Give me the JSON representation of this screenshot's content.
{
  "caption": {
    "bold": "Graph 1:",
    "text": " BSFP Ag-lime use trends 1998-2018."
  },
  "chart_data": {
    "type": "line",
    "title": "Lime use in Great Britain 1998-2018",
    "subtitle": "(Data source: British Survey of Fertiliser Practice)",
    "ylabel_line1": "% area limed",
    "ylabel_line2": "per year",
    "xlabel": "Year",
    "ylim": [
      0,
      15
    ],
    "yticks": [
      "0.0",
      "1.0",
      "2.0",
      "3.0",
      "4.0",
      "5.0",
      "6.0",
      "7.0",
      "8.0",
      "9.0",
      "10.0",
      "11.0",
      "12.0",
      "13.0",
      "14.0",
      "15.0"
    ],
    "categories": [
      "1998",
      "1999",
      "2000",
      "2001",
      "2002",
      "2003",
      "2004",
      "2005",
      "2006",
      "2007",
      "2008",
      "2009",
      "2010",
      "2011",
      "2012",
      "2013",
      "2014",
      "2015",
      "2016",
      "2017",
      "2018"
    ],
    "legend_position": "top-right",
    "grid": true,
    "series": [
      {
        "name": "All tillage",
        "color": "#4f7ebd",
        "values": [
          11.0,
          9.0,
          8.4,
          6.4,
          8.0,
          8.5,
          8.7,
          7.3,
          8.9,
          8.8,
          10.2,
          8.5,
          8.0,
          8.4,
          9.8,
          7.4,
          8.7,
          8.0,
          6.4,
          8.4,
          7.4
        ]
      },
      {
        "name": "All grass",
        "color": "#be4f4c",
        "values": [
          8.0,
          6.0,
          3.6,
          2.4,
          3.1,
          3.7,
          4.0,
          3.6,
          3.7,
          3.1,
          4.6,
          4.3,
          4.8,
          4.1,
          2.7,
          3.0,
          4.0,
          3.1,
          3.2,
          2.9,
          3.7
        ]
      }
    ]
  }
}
____
The exercise: Extract the complete listing verbatim.

Exercise response:
Give me the JSON representation of this screenshot's content.
{
  "caption": {
    "bold": "Graph 1:",
    "text": " BSFP Ag-lime use trends 1998-2018."
  },
  "chart_data": {
    "type": "line",
    "title": "Lime use in Great Britain 1998-2018",
    "subtitle": "(Data source: British Survey of Fertiliser Practice)",
    "ylabel_line1": "% area limed",
    "ylabel_line2": "per year",
    "xlabel": "Year",
    "ylim": [
      0,
      15
    ],
    "yticks": [
      "0.0",
      "1.0",
      "2.0",
      "3.0",
      "4.0",
      "5.0",
      "6.0",
      "7.0",
      "8.0",
      "9.0",
      "10.0",
      "11.0",
      "12.0",
      "13.0",
      "14.0",
      "15.0"
    ],
    "categories": [
      "1998",
      "1999",
      "2000",
      "2001",
      "2002",
      "2003",
      "2004",
      "2005",
      "2006",
      "2007",
      "2008",
      "2009",
      "2010",
      "2011",
      "2012",
      "2013",
      "2014",
      "2015",
      "2016",
      "2017",
      "2018"
    ],
    "legend_position": "top-right",
    "grid": true,
    "series": [
      {
        "name": "All tillage",
        "color": "#4f7ebd",
        "values": [
          11.0,
          9.0,
          8.4,
          6.4,
          8.0,
          8.5,
          8.7,
          7.3,
          8.9,
          8.8,
          10.2,
          8.5,
          8.0,
          8.4,
          9.8,
          7.4,
          8.7,
          8.0,
          6.4,
          8.4,
          7.4
        ]
      },
      {
        "name": "All grass",
        "color": "#be4f4c",
        "values": [
          8.0,
          6.0,
          3.6,
          2.4,
          3.1,
          3.7,
          4.0,
          3.6,
          3.7,
          3.1,
          4.6,
          4.3,
          4.8,
          4.1,
          2.7,
          3.0,
          4.0,
          3.1,
          3.2,
          2.9,
          3.7
        ]
      }
    ]
  }
}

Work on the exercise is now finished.